REQUIREMENT — Pull out every line containing the string "label".

SOURCE RECORDS —
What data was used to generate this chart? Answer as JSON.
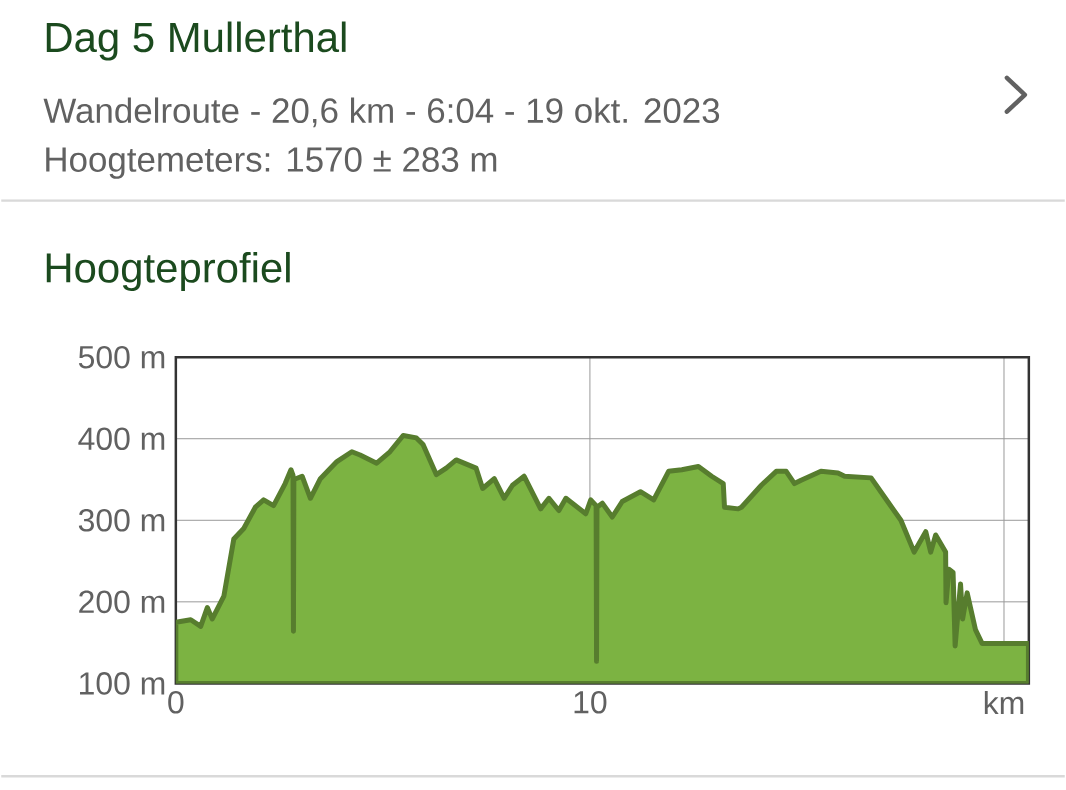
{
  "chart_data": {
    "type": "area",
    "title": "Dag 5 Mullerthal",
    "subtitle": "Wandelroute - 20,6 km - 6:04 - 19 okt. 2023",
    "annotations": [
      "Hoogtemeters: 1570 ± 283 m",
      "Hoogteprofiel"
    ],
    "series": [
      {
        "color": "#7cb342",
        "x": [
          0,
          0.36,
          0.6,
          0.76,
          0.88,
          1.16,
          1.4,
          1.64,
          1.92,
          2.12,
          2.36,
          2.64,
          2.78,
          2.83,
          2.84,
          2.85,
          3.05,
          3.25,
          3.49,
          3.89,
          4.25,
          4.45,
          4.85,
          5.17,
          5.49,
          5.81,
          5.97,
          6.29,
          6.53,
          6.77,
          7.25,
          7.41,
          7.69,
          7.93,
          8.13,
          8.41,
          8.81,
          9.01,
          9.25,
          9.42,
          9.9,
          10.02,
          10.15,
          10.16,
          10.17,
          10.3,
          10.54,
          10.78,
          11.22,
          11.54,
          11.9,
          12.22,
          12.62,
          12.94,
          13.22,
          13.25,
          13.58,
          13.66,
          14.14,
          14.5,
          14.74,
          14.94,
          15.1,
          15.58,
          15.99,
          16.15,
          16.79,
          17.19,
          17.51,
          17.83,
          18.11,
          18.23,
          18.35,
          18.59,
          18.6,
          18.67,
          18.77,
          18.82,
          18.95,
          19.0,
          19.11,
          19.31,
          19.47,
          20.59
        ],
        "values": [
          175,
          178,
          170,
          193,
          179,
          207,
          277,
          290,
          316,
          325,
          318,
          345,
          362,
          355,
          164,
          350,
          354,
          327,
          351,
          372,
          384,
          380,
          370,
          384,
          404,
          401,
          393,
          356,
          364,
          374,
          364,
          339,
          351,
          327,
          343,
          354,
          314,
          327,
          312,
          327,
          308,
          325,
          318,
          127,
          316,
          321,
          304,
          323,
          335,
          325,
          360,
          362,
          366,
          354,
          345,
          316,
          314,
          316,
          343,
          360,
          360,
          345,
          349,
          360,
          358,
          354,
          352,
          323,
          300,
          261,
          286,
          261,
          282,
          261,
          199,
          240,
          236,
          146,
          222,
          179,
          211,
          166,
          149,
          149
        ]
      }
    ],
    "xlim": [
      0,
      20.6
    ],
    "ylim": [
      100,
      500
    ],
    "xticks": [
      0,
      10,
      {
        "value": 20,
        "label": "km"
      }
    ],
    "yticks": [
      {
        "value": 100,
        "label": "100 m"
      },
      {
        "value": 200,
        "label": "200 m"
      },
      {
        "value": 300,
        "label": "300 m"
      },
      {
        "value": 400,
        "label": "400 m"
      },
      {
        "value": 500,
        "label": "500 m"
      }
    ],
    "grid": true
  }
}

TASK RESULT —
        "label": "km"
        "label": "100 m"
        "label": "200 m"
        "label": "300 m"
        "label": "400 m"
        "label": "500 m"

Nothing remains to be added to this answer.